Estratto della pagina>
Maugham ha scritto: Allora, giochiamo al direttore artistico.
Be' Willy,
io veramente non proponevo di "giocare al direttore artistico" (semmai al direttore di casting).
Proponevo solo di identificare delle continuità fra lo stile espressivo di un regista in rapporto alle peculiarità tecniche e linguistiche di un'opera.
Cosa che oggi non fa quasi nessuno.
Forse perchè la figura del regista d'opera (pur non essendo freschissima) è ancora poco ragionata.
Nemmeno i direttori artistici (intanto) si occupano di "categorizzare" i registi e di impiegarli in repertori opportuni, non lo fanno i direttori di casting, non lo fa il pubblico e nemmeno gli stessi registi, che accettano a caso le scritture (vedi Carsen che accetta di fare Wagner, solo perché fa fino, senza riuscire a dominarlo adeguatamente).

Materiale>
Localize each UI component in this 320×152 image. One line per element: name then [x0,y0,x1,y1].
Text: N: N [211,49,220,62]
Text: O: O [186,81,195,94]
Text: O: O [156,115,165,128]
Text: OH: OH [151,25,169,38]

--

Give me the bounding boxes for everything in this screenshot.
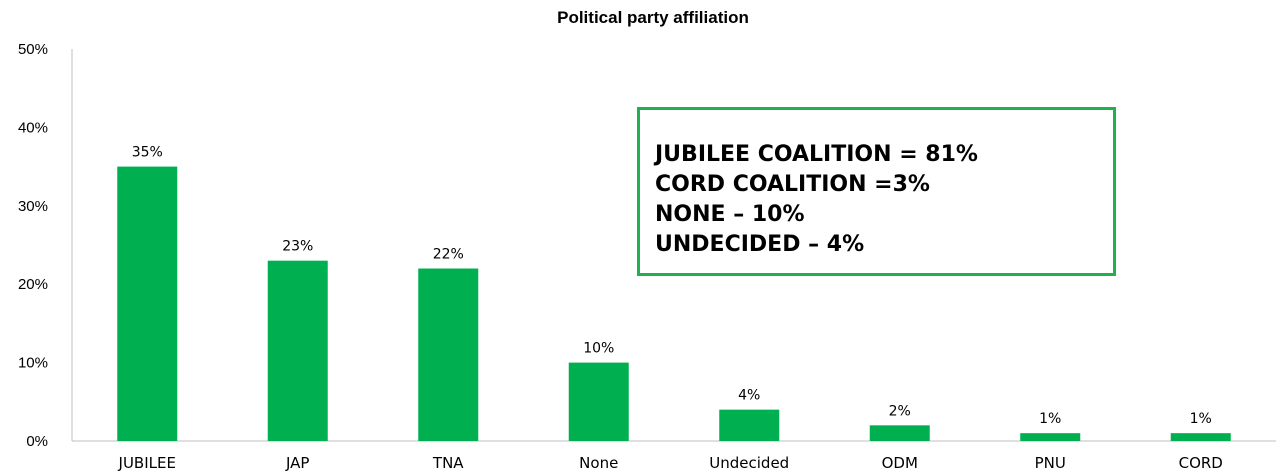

Compiti da svolgere>
#1 Per favore, riporta tali e quali le righe dei blocchi: parti da quella che contiene "Localize each UI" e prosegui fino a quella che contiene "Text: OH: OH [151,25,169,38]", entrambe comprese.
#2 Riprendi l'intervento sui registi d'opera e continualo dopo la sua ultima frase.
Le righe non hanno alcun legame con l'intervento sui registi d'opera.

Soluzioni dell'esercizio>
#1
Localize each UI component in this 320×152 image. One line per element: name then [x0,y0,x1,y1].
Text: N: N [211,49,220,62]
Text: O: O [186,81,195,94]
Text: O: O [156,115,165,128]
Text: OH: OH [151,25,169,38]

#2
A differenza di direttori e cantanti (oggi persino le orchestre) che vengono inquadrati sulla base delle loro esperienze tecniche e stilistiche e quindi orientati su un certo repertorio, il regista viene chiamato puramente a caso.
Devi fare Traviata? Vuoi un regista di grido? Chi è un regista di grido? Carsen? Bene: gli faremo fare la Traviata.
Se ragionassimo così con i cantanti, per Violetta potremmo chiamare la Bartoli.
Ora la situazione delle scritture registiche è questa, ma fra qualche anno non lo sarà più.
Vi saranno "barriere" (o per lo meno "ambiti") di repertorio anche per i registi.
La domanda che intendevo porvi, col mio giochino, era: secondo voi, in cosa consisteranno queste barriere?
Quali elementi tecnici indicheranno in un regista (o nella sua scuola) l'interprete giusto di un certo repertorio, proprio come si fa con i cantanti?
La mia idea, lo ribadisco, era di ragionare insieme su quali saranno, nell'immediato futuro, le categorizzazioni in base alle quali si identificheranno costanti tecniche e drammaturgiche fra i registi, si formalizzeranno le prime "scuole" e si introdurranno le prime direttrici fra queste costanti e uno specifico repertorio.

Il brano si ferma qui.